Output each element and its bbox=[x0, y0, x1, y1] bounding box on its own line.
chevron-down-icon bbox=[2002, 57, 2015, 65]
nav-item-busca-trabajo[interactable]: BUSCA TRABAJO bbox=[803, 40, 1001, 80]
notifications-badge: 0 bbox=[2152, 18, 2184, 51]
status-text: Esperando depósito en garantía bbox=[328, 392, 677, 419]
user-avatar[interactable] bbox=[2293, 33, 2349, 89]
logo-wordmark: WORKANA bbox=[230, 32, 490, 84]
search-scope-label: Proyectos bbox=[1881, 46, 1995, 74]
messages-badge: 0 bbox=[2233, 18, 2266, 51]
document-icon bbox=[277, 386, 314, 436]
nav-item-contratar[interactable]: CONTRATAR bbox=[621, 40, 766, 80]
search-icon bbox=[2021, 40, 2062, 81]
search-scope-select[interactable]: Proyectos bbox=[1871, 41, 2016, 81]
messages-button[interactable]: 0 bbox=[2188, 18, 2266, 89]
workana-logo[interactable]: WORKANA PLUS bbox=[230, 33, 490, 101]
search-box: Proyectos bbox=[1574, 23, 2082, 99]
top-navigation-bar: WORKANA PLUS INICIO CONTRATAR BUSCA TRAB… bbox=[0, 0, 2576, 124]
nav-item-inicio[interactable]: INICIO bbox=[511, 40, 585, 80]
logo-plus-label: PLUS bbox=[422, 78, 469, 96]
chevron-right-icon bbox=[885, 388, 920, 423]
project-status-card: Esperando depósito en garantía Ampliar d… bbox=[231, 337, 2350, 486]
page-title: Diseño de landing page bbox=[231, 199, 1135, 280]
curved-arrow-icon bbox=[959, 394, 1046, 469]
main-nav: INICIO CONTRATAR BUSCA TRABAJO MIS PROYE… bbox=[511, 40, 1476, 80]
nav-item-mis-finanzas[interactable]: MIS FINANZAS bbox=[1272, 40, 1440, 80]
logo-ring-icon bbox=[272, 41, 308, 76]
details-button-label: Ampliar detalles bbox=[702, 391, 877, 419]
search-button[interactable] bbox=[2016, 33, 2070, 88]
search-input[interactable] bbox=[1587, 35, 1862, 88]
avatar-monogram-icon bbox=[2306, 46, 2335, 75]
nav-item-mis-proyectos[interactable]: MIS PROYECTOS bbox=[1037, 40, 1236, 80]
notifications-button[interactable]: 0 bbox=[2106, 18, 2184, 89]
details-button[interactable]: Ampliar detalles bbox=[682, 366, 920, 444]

□ □ □ □ □

## Objective
Rewrite the material above with "Diseño de landing page" changed to "Diseño de sitio web" and nothing else altered.

## Result below
Output each element and its bbox=[x0, y0, x1, y1] bounding box on its own line.
chevron-down-icon bbox=[2002, 57, 2015, 65]
nav-item-busca-trabajo[interactable]: BUSCA TRABAJO bbox=[803, 40, 1001, 80]
notifications-badge: 0 bbox=[2152, 18, 2184, 51]
status-text: Esperando depósito en garantía bbox=[328, 392, 677, 419]
user-avatar[interactable] bbox=[2293, 33, 2349, 89]
logo-wordmark: WORKANA bbox=[230, 32, 490, 84]
search-scope-label: Proyectos bbox=[1881, 46, 1995, 74]
messages-badge: 0 bbox=[2233, 18, 2266, 51]
document-icon bbox=[277, 386, 314, 436]
nav-item-contratar[interactable]: CONTRATAR bbox=[621, 40, 766, 80]
search-icon bbox=[2021, 40, 2062, 81]
search-scope-select[interactable]: Proyectos bbox=[1871, 41, 2016, 81]
messages-button[interactable]: 0 bbox=[2188, 18, 2266, 89]
workana-logo[interactable]: WORKANA PLUS bbox=[230, 33, 490, 101]
search-box: Proyectos bbox=[1574, 23, 2082, 99]
top-navigation-bar: WORKANA PLUS INICIO CONTRATAR BUSCA TRAB… bbox=[0, 0, 2576, 124]
nav-item-inicio[interactable]: INICIO bbox=[511, 40, 585, 80]
logo-plus-label: PLUS bbox=[422, 78, 469, 96]
chevron-right-icon bbox=[885, 388, 920, 423]
project-status-card: Esperando depósito en garantía Ampliar d… bbox=[231, 337, 2350, 486]
page-title: Diseño de sitio web bbox=[231, 199, 1135, 280]
curved-arrow-icon bbox=[959, 394, 1046, 469]
main-nav: INICIO CONTRATAR BUSCA TRABAJO MIS PROYE… bbox=[511, 40, 1476, 80]
nav-item-mis-finanzas[interactable]: MIS FINANZAS bbox=[1272, 40, 1440, 80]
logo-ring-icon bbox=[272, 41, 308, 76]
details-button-label: Ampliar detalles bbox=[702, 391, 877, 419]
search-button[interactable] bbox=[2016, 33, 2070, 88]
search-input[interactable] bbox=[1587, 35, 1862, 88]
avatar-monogram-icon bbox=[2306, 46, 2335, 75]
nav-item-mis-proyectos[interactable]: MIS PROYECTOS bbox=[1037, 40, 1236, 80]
notifications-button[interactable]: 0 bbox=[2106, 18, 2184, 89]
details-button[interactable]: Ampliar detalles bbox=[682, 366, 920, 444]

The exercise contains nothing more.